Stated goal:
Word for word, set down the records and skip each picture.

════════════════════

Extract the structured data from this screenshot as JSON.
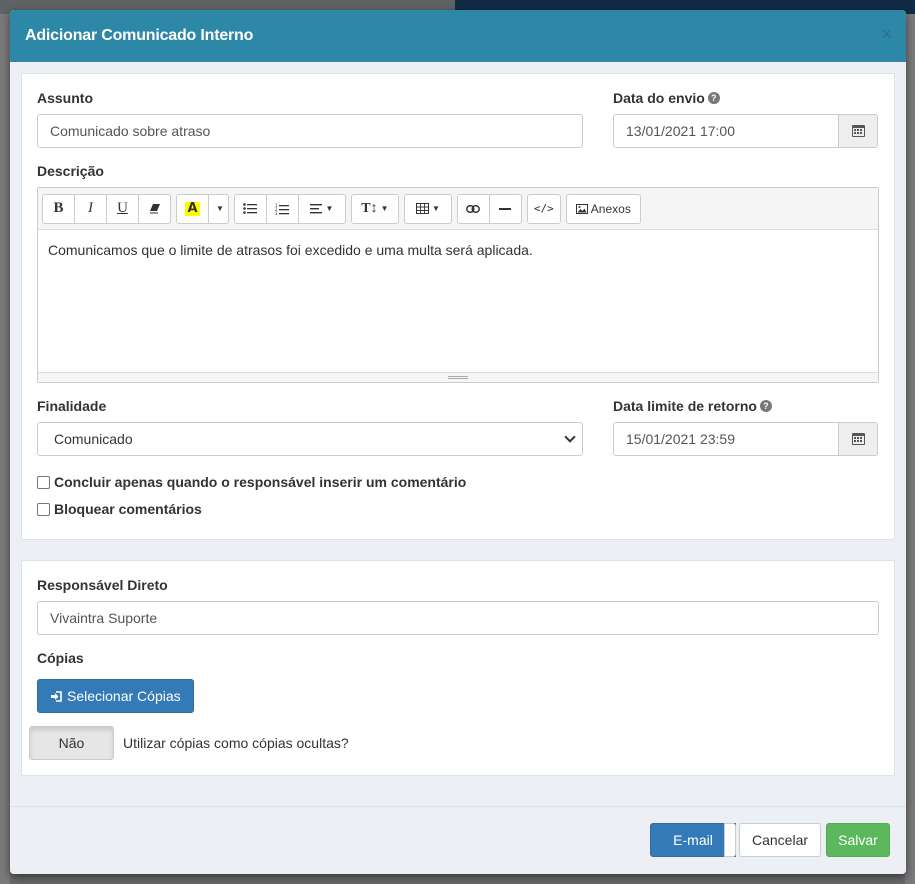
{
  "modal": {
    "title": "Adicionar Comunicado Interno",
    "close_icon": "close-icon"
  },
  "form": {
    "assunto": {
      "label": "Assunto",
      "value": "Comunicado sobre atraso"
    },
    "data_envio": {
      "label": "Data do envio",
      "value": "13/01/2021 17:00",
      "help_icon": "question-circle-icon",
      "addon_icon": "calendar-icon"
    },
    "descricao": {
      "label": "Descrição",
      "content": "Comunicamos que o limite de atrasos foi excedido e uma multa será aplicada.",
      "toolbar": {
        "bold": "B",
        "italic": "I",
        "underline": "U",
        "eraser_icon": "eraser-icon",
        "color_letter": "A",
        "ul_icon": "unordered-list-icon",
        "ol_icon": "ordered-list-icon",
        "align_icon": "align-left-icon",
        "font_size": "T↕",
        "table_icon": "table-icon",
        "link_icon": "link-icon",
        "hr_icon": "horizontal-rule-icon",
        "code": "</>",
        "anexos": "Anexos"
      }
    },
    "finalidade": {
      "label": "Finalidade",
      "selected": "Comunicado"
    },
    "data_limite": {
      "label": "Data limite de retorno",
      "value": "15/01/2021 23:59"
    },
    "concluir_checkbox": {
      "label": "Concluir apenas quando o responsável inserir um comentário",
      "checked": false
    },
    "bloquear_checkbox": {
      "label": "Bloquear comentários",
      "checked": false
    }
  },
  "responsaveis": {
    "responsavel_label": "Responsável Direto",
    "responsavel_value": "Vivaintra Suporte",
    "copias_label": "Cópias",
    "selecionar_button": "Selecionar Cópias",
    "ocultas_toggle": "Não",
    "ocultas_text": "Utilizar cópias como cópias ocultas?"
  },
  "footer": {
    "email_button": "E-mail",
    "cancel_button": "Cancelar",
    "save_button": "Salvar"
  },
  "colors": {
    "header": "#2d87a6",
    "primary": "#337ab7",
    "success": "#5cb85c"
  }
}
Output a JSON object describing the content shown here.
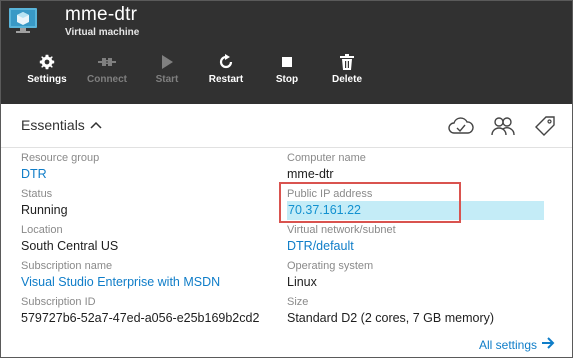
{
  "header": {
    "title": "mme-dtr",
    "subtitle": "Virtual machine",
    "icon": "virtual-machine-icon"
  },
  "toolbar": {
    "buttons": [
      {
        "label": "Settings",
        "icon": "gear-icon",
        "enabled": true
      },
      {
        "label": "Connect",
        "icon": "plug-icon",
        "enabled": false
      },
      {
        "label": "Start",
        "icon": "play-icon",
        "enabled": false
      },
      {
        "label": "Restart",
        "icon": "restart-icon",
        "enabled": true
      },
      {
        "label": "Stop",
        "icon": "stop-icon",
        "enabled": true
      },
      {
        "label": "Delete",
        "icon": "trash-icon",
        "enabled": true
      }
    ]
  },
  "essentials": {
    "title": "Essentials",
    "icons": [
      "cloud-icon",
      "users-icon",
      "tag-icon"
    ]
  },
  "properties": {
    "left": [
      {
        "label": "Resource group",
        "value": "DTR",
        "link": true
      },
      {
        "label": "Status",
        "value": "Running",
        "link": false
      },
      {
        "label": "Location",
        "value": "South Central US",
        "link": false
      },
      {
        "label": "Subscription name",
        "value": "Visual Studio Enterprise with MSDN",
        "link": true
      },
      {
        "label": "Subscription ID",
        "value": "579727b6-52a7-47ed-a056-e25b169b2cd2",
        "link": false
      }
    ],
    "right": [
      {
        "label": "Computer name",
        "value": "mme-dtr",
        "link": false
      },
      {
        "label": "Public IP address",
        "value": "70.37.161.22",
        "link": true,
        "highlighted": true
      },
      {
        "label": "Virtual network/subnet",
        "value": "DTR/default",
        "link": true
      },
      {
        "label": "Operating system",
        "value": "Linux",
        "link": false
      },
      {
        "label": "Size",
        "value": "Standard D2 (2 cores, 7 GB memory)",
        "link": false
      }
    ]
  },
  "footer": {
    "all_settings": "All settings"
  },
  "colors": {
    "header_bg": "#313131",
    "link": "#0f7dc8",
    "highlight_bg": "#c4ecf7",
    "annotation_border": "#d9534f"
  }
}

════════════════════

Result of this exercise:
Extract the structured data from this screenshot as JSON.
{
  "modal": {
    "title": "Adicionar Comunicado Interno",
    "close_icon": "close-icon"
  },
  "form": {
    "assunto": {
      "label": "Assunto",
      "value": "Comunicado sobre atraso"
    },
    "data_envio": {
      "label": "Data do envio",
      "value": "13/01/2021 17:00",
      "help_icon": "question-circle-icon",
      "addon_icon": "calendar-icon"
    },
    "descricao": {
      "label": "Descrição",
      "content": "Comunicamos que o limite de atrasos foi excedido e uma multa será aplicada.",
      "toolbar": {
        "bold": "B",
        "italic": "I",
        "underline": "U",
        "eraser_icon": "eraser-icon",
        "color_letter": "A",
        "ul_icon": "unordered-list-icon",
        "ol_icon": "ordered-list-icon",
        "align_icon": "align-left-icon",
        "font_size": "T↕",
        "table_icon": "table-icon",
        "link_icon": "link-icon",
        "hr_icon": "horizontal-rule-icon",
        "code": "</>",
        "anexos": "Anexos"
      }
    },
    "finalidade": {
      "label": "Finalidade",
      "selected": "Comunicado"
    },
    "data_limite": {
      "label": "Data limite de retorno",
      "value": "15/01/2021 23:59"
    },
    "concluir_checkbox": {
      "label": "Concluir apenas quando o responsável inserir um comentário",
      "checked": false
    },
    "bloquear_checkbox": {
      "label": "Bloquear comentários",
      "checked": false
    }
  },
  "responsaveis": {
    "responsavel_label": "Responsável Direto",
    "responsavel_value": "Vivaintra Suporte",
    "copias_label": "Cópias",
    "selecionar_button": "Selecionar Cópias",
    "ocultas_toggle": "Não",
    "ocultas_text": "Utilizar cópias como cópias ocultas?"
  },
  "footer": {
    "email_button": "E-mail",
    "cancel_button": "Cancelar",
    "save_button": "Salvar"
  },
  "colors": {
    "header": "#2d87a6",
    "primary": "#337ab7",
    "success": "#5cb85c"
  }
}
Output a JSON object describing the content shown here.
{
  "header": {
    "title": "mme-dtr",
    "subtitle": "Virtual machine",
    "icon": "virtual-machine-icon"
  },
  "toolbar": {
    "buttons": [
      {
        "label": "Settings",
        "icon": "gear-icon",
        "enabled": true
      },
      {
        "label": "Connect",
        "icon": "plug-icon",
        "enabled": false
      },
      {
        "label": "Start",
        "icon": "play-icon",
        "enabled": false
      },
      {
        "label": "Restart",
        "icon": "restart-icon",
        "enabled": true
      },
      {
        "label": "Stop",
        "icon": "stop-icon",
        "enabled": true
      },
      {
        "label": "Delete",
        "icon": "trash-icon",
        "enabled": true
      }
    ]
  },
  "essentials": {
    "title": "Essentials",
    "icons": [
      "cloud-icon",
      "users-icon",
      "tag-icon"
    ]
  },
  "properties": {
    "left": [
      {
        "label": "Resource group",
        "value": "DTR",
        "link": true
      },
      {
        "label": "Status",
        "value": "Running",
        "link": false
      },
      {
        "label": "Location",
        "value": "South Central US",
        "link": false
      },
      {
        "label": "Subscription name",
        "value": "Visual Studio Enterprise with MSDN",
        "link": true
      },
      {
        "label": "Subscription ID",
        "value": "579727b6-52a7-47ed-a056-e25b169b2cd2",
        "link": false
      }
    ],
    "right": [
      {
        "label": "Computer name",
        "value": "mme-dtr",
        "link": false
      },
      {
        "label": "Public IP address",
        "value": "70.37.161.22",
        "link": true,
        "highlighted": true
      },
      {
        "label": "Virtual network/subnet",
        "value": "DTR/default",
        "link": true
      },
      {
        "label": "Operating system",
        "value": "Linux",
        "link": false
      },
      {
        "label": "Size",
        "value": "Standard D2 (2 cores, 7 GB memory)",
        "link": false
      }
    ]
  },
  "footer": {
    "all_settings": "All settings"
  },
  "colors": {
    "header_bg": "#313131",
    "link": "#0f7dc8",
    "highlight_bg": "#c4ecf7",
    "annotation_border": "#d9534f"
  }
}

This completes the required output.